(Extracted data entries)
================================

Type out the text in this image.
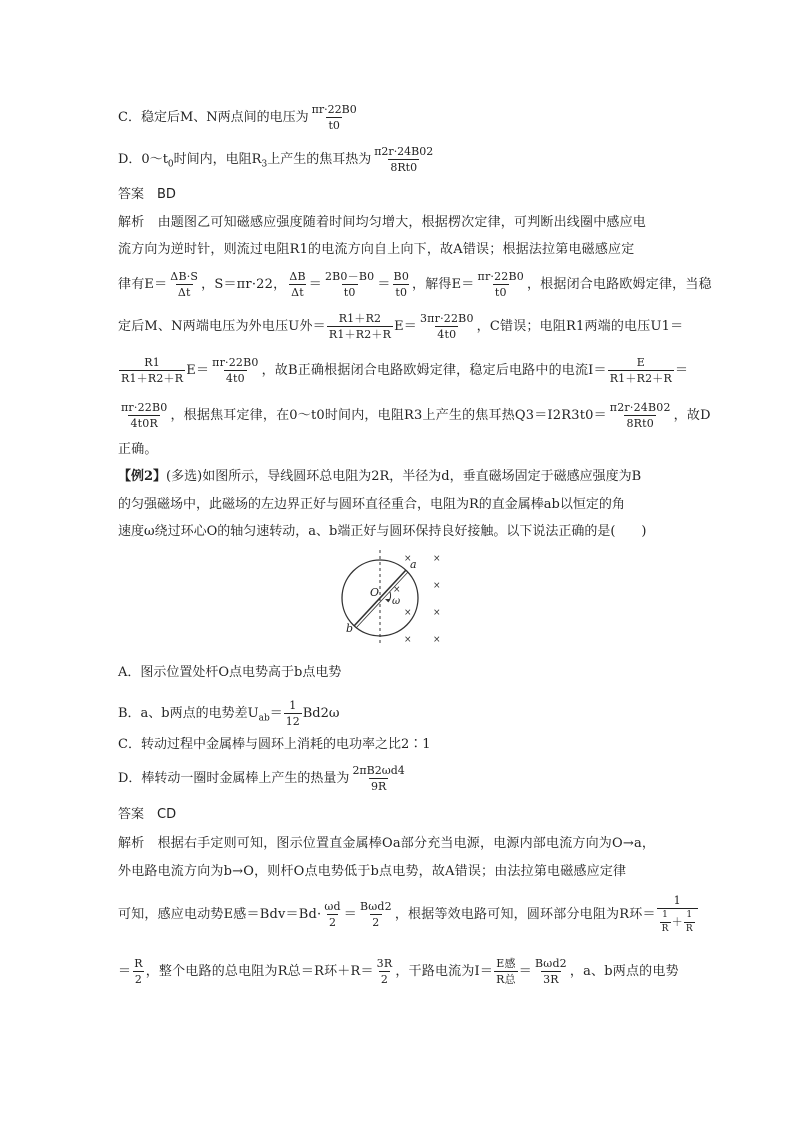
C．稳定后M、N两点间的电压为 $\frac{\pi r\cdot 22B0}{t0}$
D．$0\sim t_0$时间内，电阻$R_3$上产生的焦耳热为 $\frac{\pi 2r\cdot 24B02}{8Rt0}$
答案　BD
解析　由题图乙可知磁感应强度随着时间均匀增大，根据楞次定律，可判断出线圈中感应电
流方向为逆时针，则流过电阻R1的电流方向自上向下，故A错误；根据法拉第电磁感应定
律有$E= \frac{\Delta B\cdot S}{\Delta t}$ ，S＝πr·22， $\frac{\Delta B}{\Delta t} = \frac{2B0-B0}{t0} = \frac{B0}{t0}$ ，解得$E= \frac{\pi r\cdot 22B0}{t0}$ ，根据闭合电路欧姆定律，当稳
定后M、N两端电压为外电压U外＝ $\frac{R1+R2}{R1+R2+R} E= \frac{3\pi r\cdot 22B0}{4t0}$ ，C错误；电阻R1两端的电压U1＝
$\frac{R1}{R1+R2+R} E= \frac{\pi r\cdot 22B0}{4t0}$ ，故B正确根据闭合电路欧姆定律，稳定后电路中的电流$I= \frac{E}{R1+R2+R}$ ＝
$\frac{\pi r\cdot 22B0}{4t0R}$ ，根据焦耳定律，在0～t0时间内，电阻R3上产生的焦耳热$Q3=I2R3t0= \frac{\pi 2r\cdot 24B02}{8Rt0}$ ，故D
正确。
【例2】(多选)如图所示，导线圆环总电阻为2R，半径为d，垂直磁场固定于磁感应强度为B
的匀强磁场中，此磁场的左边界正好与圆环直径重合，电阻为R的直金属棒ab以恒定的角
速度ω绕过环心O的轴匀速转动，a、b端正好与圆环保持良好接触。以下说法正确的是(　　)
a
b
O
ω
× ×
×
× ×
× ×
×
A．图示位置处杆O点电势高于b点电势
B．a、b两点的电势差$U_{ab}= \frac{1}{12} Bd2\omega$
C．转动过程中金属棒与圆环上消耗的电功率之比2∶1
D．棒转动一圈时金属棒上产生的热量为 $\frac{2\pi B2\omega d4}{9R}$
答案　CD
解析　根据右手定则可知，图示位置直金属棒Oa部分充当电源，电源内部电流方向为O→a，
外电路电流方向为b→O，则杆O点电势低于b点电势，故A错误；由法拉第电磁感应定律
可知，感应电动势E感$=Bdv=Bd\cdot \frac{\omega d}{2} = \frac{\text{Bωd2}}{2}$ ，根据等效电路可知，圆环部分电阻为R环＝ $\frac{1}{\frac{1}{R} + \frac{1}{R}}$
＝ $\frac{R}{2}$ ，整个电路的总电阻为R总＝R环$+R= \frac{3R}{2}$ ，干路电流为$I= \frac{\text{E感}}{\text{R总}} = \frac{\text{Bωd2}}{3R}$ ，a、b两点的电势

================================

• _Objective_
Lines holding the word "cdot" in the entries above are the ones to pull out. Copy them all.

• _Exercise output_
C．稳定后M、N两点间的电压为 $\frac{\pi r\cdot 22B0}{t0}$
D．$0\sim t_0$时间内，电阻$R_3$上产生的焦耳热为 $\frac{\pi 2r\cdot 24B02}{8Rt0}$
律有$E= \frac{\Delta B\cdot S}{\Delta t}$ ，S＝πr·22， $\frac{\Delta B}{\Delta t} = \frac{2B0-B0}{t0} = \frac{B0}{t0}$ ，解得$E= \frac{\pi r\cdot 22B0}{t0}$ ，根据闭合电路欧姆定律，当稳
定后M、N两端电压为外电压U外＝ $\frac{R1+R2}{R1+R2+R} E= \frac{3\pi r\cdot 22B0}{4t0}$ ，C错误；电阻R1两端的电压U1＝
$\frac{R1}{R1+R2+R} E= \frac{\pi r\cdot 22B0}{4t0}$ ，故B正确根据闭合电路欧姆定律，稳定后电路中的电流$I= \frac{E}{R1+R2+R}$ ＝
$\frac{\pi r\cdot 22B0}{4t0R}$ ，根据焦耳定律，在0～t0时间内，电阻R3上产生的焦耳热$Q3=I2R3t0= \frac{\pi 2r\cdot 24B02}{8Rt0}$ ，故D
可知，感应电动势E感$=Bdv=Bd\cdot \frac{\omega d}{2} = \frac{\text{Bωd2}}{2}$ ，根据等效电路可知，圆环部分电阻为R环＝ $\frac{1}{\frac{1}{R} + \frac{1}{R}}$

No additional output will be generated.